DATA EXTRACT:
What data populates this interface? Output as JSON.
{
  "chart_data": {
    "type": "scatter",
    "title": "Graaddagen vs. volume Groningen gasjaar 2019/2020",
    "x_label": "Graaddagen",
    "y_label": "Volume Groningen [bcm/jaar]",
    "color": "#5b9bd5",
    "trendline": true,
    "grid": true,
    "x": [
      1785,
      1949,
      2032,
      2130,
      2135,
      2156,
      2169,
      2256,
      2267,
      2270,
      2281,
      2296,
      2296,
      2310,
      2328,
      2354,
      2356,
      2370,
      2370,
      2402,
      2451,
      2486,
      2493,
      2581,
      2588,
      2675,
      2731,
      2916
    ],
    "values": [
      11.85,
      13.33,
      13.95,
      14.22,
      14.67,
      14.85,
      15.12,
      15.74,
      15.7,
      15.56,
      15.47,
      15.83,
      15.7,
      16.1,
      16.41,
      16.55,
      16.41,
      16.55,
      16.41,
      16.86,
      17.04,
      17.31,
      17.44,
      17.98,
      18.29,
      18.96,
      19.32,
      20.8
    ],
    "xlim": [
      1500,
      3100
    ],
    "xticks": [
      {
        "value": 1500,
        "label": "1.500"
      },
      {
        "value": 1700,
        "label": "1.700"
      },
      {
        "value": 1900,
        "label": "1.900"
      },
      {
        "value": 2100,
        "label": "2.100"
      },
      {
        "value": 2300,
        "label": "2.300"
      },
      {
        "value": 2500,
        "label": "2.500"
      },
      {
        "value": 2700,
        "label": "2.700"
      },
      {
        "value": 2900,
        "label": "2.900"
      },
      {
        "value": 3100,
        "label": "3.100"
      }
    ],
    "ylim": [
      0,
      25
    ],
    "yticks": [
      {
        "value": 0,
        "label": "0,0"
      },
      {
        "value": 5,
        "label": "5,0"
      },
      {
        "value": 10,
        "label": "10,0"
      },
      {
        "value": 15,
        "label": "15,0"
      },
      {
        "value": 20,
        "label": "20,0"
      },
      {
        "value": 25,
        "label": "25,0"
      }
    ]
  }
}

EXERCISE INSTRUCTIONS: The data above must be returned in full, exactly as written.

COMPLETE OUTPUT:
What data populates this interface? Output as JSON.
{
  "chart_data": {
    "type": "scatter",
    "title": "Graaddagen vs. volume Groningen gasjaar 2019/2020",
    "x_label": "Graaddagen",
    "y_label": "Volume Groningen [bcm/jaar]",
    "color": "#5b9bd5",
    "trendline": true,
    "grid": true,
    "x": [
      1785,
      1949,
      2032,
      2130,
      2135,
      2156,
      2169,
      2256,
      2267,
      2270,
      2281,
      2296,
      2296,
      2310,
      2328,
      2354,
      2356,
      2370,
      2370,
      2402,
      2451,
      2486,
      2493,
      2581,
      2588,
      2675,
      2731,
      2916
    ],
    "values": [
      11.85,
      13.33,
      13.95,
      14.22,
      14.67,
      14.85,
      15.12,
      15.74,
      15.7,
      15.56,
      15.47,
      15.83,
      15.7,
      16.1,
      16.41,
      16.55,
      16.41,
      16.55,
      16.41,
      16.86,
      17.04,
      17.31,
      17.44,
      17.98,
      18.29,
      18.96,
      19.32,
      20.8
    ],
    "xlim": [
      1500,
      3100
    ],
    "xticks": [
      {
        "value": 1500,
        "label": "1.500"
      },
      {
        "value": 1700,
        "label": "1.700"
      },
      {
        "value": 1900,
        "label": "1.900"
      },
      {
        "value": 2100,
        "label": "2.100"
      },
      {
        "value": 2300,
        "label": "2.300"
      },
      {
        "value": 2500,
        "label": "2.500"
      },
      {
        "value": 2700,
        "label": "2.700"
      },
      {
        "value": 2900,
        "label": "2.900"
      },
      {
        "value": 3100,
        "label": "3.100"
      }
    ],
    "ylim": [
      0,
      25
    ],
    "yticks": [
      {
        "value": 0,
        "label": "0,0"
      },
      {
        "value": 5,
        "label": "5,0"
      },
      {
        "value": 10,
        "label": "10,0"
      },
      {
        "value": 15,
        "label": "15,0"
      },
      {
        "value": 20,
        "label": "20,0"
      },
      {
        "value": 25,
        "label": "25,0"
      }
    ]
  }
}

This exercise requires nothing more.